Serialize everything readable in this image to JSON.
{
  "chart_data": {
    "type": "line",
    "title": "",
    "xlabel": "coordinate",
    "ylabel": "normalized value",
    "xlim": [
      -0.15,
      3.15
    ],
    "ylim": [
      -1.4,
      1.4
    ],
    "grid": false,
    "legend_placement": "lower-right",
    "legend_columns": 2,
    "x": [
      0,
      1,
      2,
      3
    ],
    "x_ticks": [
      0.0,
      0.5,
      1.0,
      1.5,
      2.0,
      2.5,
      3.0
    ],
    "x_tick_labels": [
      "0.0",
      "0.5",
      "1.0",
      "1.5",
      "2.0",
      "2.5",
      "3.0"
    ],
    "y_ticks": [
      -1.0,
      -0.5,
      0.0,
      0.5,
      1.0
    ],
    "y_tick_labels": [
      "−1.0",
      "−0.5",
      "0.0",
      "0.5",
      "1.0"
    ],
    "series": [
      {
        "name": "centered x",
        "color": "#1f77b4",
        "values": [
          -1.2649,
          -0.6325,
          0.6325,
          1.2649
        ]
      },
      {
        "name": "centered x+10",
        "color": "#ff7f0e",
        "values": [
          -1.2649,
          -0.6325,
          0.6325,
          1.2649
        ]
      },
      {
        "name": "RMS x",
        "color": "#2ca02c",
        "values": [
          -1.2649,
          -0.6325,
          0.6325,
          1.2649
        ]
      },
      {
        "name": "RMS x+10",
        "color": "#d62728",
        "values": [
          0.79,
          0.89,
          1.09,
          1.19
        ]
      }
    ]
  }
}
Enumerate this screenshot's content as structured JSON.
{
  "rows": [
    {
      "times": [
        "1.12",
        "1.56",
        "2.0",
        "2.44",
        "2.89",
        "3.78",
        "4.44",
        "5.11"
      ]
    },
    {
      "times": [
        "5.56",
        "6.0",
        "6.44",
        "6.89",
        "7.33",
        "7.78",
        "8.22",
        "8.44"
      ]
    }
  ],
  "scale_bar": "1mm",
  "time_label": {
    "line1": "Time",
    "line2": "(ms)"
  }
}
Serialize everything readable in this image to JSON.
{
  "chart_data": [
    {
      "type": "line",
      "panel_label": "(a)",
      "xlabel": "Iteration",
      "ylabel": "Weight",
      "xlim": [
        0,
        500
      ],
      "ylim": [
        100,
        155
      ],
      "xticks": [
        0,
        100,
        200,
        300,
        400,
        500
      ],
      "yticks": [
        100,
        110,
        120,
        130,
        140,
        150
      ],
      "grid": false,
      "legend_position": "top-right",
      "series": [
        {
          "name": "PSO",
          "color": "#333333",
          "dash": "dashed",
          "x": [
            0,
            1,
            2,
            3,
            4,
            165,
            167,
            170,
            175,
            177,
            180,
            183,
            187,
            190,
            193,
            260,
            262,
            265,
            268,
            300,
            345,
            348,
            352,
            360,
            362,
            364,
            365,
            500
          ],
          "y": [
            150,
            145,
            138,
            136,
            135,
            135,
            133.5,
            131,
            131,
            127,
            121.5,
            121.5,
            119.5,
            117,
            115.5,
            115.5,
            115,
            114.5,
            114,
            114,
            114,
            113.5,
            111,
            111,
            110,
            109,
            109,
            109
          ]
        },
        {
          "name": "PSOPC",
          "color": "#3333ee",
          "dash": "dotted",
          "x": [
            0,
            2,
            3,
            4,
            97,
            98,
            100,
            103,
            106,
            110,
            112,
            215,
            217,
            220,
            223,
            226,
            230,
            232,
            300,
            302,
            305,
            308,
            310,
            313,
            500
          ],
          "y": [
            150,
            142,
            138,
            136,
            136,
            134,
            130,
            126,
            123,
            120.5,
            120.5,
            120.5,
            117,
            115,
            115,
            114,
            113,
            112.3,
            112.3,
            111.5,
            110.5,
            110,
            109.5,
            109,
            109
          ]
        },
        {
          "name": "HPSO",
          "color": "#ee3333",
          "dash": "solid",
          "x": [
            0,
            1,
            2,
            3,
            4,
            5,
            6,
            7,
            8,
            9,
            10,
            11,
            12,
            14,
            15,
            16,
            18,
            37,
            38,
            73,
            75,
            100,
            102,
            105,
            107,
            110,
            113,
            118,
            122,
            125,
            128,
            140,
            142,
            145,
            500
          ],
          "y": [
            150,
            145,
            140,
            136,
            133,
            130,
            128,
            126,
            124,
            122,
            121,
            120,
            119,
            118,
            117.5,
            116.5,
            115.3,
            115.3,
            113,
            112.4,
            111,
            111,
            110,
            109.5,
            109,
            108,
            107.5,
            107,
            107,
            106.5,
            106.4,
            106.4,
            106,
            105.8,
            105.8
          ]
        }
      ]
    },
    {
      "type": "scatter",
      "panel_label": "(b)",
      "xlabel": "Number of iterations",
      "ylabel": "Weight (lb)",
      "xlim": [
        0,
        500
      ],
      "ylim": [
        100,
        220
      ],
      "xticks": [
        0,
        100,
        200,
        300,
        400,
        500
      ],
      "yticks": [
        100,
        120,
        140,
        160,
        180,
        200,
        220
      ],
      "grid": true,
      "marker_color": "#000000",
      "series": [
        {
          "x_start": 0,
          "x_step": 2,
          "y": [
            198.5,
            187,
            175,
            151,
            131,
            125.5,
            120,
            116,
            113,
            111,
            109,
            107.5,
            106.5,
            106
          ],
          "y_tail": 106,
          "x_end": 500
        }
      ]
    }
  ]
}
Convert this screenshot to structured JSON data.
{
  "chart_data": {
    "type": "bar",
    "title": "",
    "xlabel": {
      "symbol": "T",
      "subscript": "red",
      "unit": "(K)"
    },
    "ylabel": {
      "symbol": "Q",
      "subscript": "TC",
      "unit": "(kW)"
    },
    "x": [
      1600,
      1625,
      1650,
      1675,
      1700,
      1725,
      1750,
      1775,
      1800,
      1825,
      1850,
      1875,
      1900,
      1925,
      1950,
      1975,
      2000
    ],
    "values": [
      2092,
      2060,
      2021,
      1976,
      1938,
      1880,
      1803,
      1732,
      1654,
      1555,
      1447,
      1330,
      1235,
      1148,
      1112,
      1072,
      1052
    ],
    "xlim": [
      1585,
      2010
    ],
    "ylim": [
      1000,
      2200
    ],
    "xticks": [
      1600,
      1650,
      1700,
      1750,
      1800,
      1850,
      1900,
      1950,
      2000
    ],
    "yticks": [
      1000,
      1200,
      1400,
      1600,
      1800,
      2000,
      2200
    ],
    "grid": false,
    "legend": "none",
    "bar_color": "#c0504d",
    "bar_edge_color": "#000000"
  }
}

:::

■ To be done
Type out all of the material again, word for word.

■ The reply
Serialize everything readable in this image to JSON.
{
  "chart_data": {
    "type": "line",
    "title": "",
    "xlabel": "coordinate",
    "ylabel": "normalized value",
    "xlim": [
      -0.15,
      3.15
    ],
    "ylim": [
      -1.4,
      1.4
    ],
    "grid": false,
    "legend_placement": "lower-right",
    "legend_columns": 2,
    "x": [
      0,
      1,
      2,
      3
    ],
    "x_ticks": [
      0.0,
      0.5,
      1.0,
      1.5,
      2.0,
      2.5,
      3.0
    ],
    "x_tick_labels": [
      "0.0",
      "0.5",
      "1.0",
      "1.5",
      "2.0",
      "2.5",
      "3.0"
    ],
    "y_ticks": [
      -1.0,
      -0.5,
      0.0,
      0.5,
      1.0
    ],
    "y_tick_labels": [
      "−1.0",
      "−0.5",
      "0.0",
      "0.5",
      "1.0"
    ],
    "series": [
      {
        "name": "centered x",
        "color": "#1f77b4",
        "values": [
          -1.2649,
          -0.6325,
          0.6325,
          1.2649
        ]
      },
      {
        "name": "centered x+10",
        "color": "#ff7f0e",
        "values": [
          -1.2649,
          -0.6325,
          0.6325,
          1.2649
        ]
      },
      {
        "name": "RMS x",
        "color": "#2ca02c",
        "values": [
          -1.2649,
          -0.6325,
          0.6325,
          1.2649
        ]
      },
      {
        "name": "RMS x+10",
        "color": "#d62728",
        "values": [
          0.79,
          0.89,
          1.09,
          1.19
        ]
      }
    ]
  }
}
Enumerate this screenshot's content as structured JSON.
{
  "rows": [
    {
      "times": [
        "1.12",
        "1.56",
        "2.0",
        "2.44",
        "2.89",
        "3.78",
        "4.44",
        "5.11"
      ]
    },
    {
      "times": [
        "5.56",
        "6.0",
        "6.44",
        "6.89",
        "7.33",
        "7.78",
        "8.22",
        "8.44"
      ]
    }
  ],
  "scale_bar": "1mm",
  "time_label": {
    "line1": "Time",
    "line2": "(ms)"
  }
}
Serialize everything readable in this image to JSON.
{
  "chart_data": [
    {
      "type": "line",
      "panel_label": "(a)",
      "xlabel": "Iteration",
      "ylabel": "Weight",
      "xlim": [
        0,
        500
      ],
      "ylim": [
        100,
        155
      ],
      "xticks": [
        0,
        100,
        200,
        300,
        400,
        500
      ],
      "yticks": [
        100,
        110,
        120,
        130,
        140,
        150
      ],
      "grid": false,
      "legend_position": "top-right",
      "series": [
        {
          "name": "PSO",
          "color": "#333333",
          "dash": "dashed",
          "x": [
            0,
            1,
            2,
            3,
            4,
            165,
            167,
            170,
            175,
            177,
            180,
            183,
            187,
            190,
            193,
            260,
            262,
            265,
            268,
            300,
            345,
            348,
            352,
            360,
            362,
            364,
            365,
            500
          ],
          "y": [
            150,
            145,
            138,
            136,
            135,
            135,
            133.5,
            131,
            131,
            127,
            121.5,
            121.5,
            119.5,
            117,
            115.5,
            115.5,
            115,
            114.5,
            114,
            114,
            114,
            113.5,
            111,
            111,
            110,
            109,
            109,
            109
          ]
        },
        {
          "name": "PSOPC",
          "color": "#3333ee",
          "dash": "dotted",
          "x": [
            0,
            2,
            3,
            4,
            97,
            98,
            100,
            103,
            106,
            110,
            112,
            215,
            217,
            220,
            223,
            226,
            230,
            232,
            300,
            302,
            305,
            308,
            310,
            313,
            500
          ],
          "y": [
            150,
            142,
            138,
            136,
            136,
            134,
            130,
            126,
            123,
            120.5,
            120.5,
            120.5,
            117,
            115,
            115,
            114,
            113,
            112.3,
            112.3,
            111.5,
            110.5,
            110,
            109.5,
            109,
            109
          ]
        },
        {
          "name": "HPSO",
          "color": "#ee3333",
          "dash": "solid",
          "x": [
            0,
            1,
            2,
            3,
            4,
            5,
            6,
            7,
            8,
            9,
            10,
            11,
            12,
            14,
            15,
            16,
            18,
            37,
            38,
            73,
            75,
            100,
            102,
            105,
            107,
            110,
            113,
            118,
            122,
            125,
            128,
            140,
            142,
            145,
            500
          ],
          "y": [
            150,
            145,
            140,
            136,
            133,
            130,
            128,
            126,
            124,
            122,
            121,
            120,
            119,
            118,
            117.5,
            116.5,
            115.3,
            115.3,
            113,
            112.4,
            111,
            111,
            110,
            109.5,
            109,
            108,
            107.5,
            107,
            107,
            106.5,
            106.4,
            106.4,
            106,
            105.8,
            105.8
          ]
        }
      ]
    },
    {
      "type": "scatter",
      "panel_label": "(b)",
      "xlabel": "Number of iterations",
      "ylabel": "Weight (lb)",
      "xlim": [
        0,
        500
      ],
      "ylim": [
        100,
        220
      ],
      "xticks": [
        0,
        100,
        200,
        300,
        400,
        500
      ],
      "yticks": [
        100,
        120,
        140,
        160,
        180,
        200,
        220
      ],
      "grid": true,
      "marker_color": "#000000",
      "series": [
        {
          "x_start": 0,
          "x_step": 2,
          "y": [
            198.5,
            187,
            175,
            151,
            131,
            125.5,
            120,
            116,
            113,
            111,
            109,
            107.5,
            106.5,
            106
          ],
          "y_tail": 106,
          "x_end": 500
        }
      ]
    }
  ]
}
Convert this screenshot to structured JSON data.
{
  "chart_data": {
    "type": "bar",
    "title": "",
    "xlabel": {
      "symbol": "T",
      "subscript": "red",
      "unit": "(K)"
    },
    "ylabel": {
      "symbol": "Q",
      "subscript": "TC",
      "unit": "(kW)"
    },
    "x": [
      1600,
      1625,
      1650,
      1675,
      1700,
      1725,
      1750,
      1775,
      1800,
      1825,
      1850,
      1875,
      1900,
      1925,
      1950,
      1975,
      2000
    ],
    "values": [
      2092,
      2060,
      2021,
      1976,
      1938,
      1880,
      1803,
      1732,
      1654,
      1555,
      1447,
      1330,
      1235,
      1148,
      1112,
      1072,
      1052
    ],
    "xlim": [
      1585,
      2010
    ],
    "ylim": [
      1000,
      2200
    ],
    "xticks": [
      1600,
      1650,
      1700,
      1750,
      1800,
      1850,
      1900,
      1950,
      2000
    ],
    "yticks": [
      1000,
      1200,
      1400,
      1600,
      1800,
      2000,
      2200
    ],
    "grid": false,
    "legend": "none",
    "bar_color": "#c0504d",
    "bar_edge_color": "#000000"
  }
}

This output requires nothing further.